* WHAT IS ASKED
Would you pull out every line of the material that contains the string "crashes"?

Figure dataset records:
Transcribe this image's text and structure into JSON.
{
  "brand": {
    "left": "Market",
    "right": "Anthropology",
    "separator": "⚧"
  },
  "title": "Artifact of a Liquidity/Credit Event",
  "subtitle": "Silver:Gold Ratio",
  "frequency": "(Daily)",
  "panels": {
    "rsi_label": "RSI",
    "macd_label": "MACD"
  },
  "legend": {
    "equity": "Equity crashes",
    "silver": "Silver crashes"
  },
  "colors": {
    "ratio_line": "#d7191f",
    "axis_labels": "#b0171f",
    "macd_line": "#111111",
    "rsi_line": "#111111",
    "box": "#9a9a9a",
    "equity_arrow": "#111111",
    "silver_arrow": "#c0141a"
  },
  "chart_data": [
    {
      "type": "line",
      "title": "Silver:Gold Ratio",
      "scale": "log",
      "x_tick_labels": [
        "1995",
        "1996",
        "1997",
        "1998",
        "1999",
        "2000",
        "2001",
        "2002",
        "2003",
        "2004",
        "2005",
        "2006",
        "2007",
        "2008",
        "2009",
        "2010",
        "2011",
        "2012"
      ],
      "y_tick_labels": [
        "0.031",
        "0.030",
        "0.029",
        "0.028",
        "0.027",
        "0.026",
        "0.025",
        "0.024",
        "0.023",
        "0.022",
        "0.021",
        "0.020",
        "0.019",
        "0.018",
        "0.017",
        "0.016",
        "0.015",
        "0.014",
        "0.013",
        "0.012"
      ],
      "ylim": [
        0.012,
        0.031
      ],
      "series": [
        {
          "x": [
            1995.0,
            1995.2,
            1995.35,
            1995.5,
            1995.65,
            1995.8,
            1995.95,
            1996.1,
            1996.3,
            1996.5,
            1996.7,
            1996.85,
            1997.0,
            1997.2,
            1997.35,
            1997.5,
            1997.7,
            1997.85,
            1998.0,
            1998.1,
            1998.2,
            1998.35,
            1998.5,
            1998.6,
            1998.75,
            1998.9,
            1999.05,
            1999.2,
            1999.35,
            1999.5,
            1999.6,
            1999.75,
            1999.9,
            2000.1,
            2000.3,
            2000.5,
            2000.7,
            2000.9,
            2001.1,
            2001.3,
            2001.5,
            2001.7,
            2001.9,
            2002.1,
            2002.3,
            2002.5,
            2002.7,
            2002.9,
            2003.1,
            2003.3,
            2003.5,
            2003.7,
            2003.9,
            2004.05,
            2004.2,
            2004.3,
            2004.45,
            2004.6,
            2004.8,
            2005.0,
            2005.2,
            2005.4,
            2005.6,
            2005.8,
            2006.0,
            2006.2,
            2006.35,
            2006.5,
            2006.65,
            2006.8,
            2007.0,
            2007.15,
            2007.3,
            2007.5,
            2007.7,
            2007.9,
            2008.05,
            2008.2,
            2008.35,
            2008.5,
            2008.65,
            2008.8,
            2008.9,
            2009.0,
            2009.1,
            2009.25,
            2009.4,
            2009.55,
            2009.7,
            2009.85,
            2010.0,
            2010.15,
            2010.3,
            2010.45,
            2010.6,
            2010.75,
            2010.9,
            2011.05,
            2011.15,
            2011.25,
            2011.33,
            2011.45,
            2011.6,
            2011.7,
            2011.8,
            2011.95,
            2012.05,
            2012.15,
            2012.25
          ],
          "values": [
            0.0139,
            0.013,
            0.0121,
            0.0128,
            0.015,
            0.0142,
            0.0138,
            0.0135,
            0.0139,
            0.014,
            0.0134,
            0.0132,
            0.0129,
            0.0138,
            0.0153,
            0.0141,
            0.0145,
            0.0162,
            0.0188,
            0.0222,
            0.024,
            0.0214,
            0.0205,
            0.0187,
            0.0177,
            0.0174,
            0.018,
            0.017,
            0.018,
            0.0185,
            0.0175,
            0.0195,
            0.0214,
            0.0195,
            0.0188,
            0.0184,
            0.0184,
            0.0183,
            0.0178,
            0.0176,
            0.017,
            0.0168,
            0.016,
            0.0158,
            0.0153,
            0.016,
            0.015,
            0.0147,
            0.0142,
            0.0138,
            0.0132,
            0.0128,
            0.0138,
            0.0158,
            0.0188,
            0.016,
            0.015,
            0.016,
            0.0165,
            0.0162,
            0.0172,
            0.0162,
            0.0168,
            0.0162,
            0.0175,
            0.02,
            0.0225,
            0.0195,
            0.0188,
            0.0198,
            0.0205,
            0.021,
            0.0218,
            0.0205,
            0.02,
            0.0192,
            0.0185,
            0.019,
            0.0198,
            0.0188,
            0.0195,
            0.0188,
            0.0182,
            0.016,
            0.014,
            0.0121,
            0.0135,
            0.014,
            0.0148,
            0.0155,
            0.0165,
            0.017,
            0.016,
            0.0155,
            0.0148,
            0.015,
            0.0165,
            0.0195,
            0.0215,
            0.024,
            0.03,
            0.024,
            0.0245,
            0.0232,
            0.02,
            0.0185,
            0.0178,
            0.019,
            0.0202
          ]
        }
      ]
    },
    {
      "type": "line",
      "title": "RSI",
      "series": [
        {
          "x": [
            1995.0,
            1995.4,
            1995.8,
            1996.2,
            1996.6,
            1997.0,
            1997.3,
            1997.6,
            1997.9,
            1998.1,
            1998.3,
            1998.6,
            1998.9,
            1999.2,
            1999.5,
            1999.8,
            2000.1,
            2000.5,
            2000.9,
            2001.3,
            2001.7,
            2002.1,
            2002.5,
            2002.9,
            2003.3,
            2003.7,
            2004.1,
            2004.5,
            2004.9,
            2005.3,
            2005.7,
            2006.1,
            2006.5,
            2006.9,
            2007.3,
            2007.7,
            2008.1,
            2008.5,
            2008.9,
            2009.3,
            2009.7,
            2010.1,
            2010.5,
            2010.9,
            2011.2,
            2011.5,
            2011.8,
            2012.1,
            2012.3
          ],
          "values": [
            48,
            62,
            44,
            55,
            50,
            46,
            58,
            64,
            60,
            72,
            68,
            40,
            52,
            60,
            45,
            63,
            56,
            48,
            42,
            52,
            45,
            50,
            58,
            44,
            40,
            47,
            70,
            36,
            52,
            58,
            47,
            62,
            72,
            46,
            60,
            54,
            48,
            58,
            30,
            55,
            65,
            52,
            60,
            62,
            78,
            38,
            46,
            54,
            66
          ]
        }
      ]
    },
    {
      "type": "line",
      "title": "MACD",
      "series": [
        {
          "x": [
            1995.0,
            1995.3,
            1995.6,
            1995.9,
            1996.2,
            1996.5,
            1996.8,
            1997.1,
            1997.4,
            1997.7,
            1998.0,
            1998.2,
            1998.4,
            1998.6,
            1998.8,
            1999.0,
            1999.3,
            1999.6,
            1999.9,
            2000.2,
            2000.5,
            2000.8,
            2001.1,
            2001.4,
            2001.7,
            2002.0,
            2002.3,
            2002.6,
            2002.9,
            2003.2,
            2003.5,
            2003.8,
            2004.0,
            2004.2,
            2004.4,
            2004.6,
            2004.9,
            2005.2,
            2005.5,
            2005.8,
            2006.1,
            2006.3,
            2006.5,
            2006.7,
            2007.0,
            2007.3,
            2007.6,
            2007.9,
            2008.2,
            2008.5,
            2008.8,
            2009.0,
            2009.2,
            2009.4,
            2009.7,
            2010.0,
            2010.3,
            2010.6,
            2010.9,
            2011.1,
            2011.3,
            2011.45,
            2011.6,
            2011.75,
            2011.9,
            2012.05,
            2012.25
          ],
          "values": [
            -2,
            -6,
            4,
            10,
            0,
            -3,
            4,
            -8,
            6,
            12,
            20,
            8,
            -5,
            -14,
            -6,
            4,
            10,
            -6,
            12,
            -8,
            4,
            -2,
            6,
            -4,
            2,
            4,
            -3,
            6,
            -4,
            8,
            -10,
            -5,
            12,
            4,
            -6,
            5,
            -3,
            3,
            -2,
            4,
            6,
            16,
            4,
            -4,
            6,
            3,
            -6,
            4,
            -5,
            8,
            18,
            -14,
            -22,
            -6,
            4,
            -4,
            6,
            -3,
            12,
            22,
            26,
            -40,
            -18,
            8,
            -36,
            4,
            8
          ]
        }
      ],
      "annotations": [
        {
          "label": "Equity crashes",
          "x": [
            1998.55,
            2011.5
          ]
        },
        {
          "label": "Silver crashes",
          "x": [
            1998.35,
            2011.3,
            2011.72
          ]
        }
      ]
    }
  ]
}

* WRITTEN RESPONSE
    "equity": "Equity crashes",
    "silver": "Silver crashes"
          "label": "Equity crashes",
          "label": "Silver crashes",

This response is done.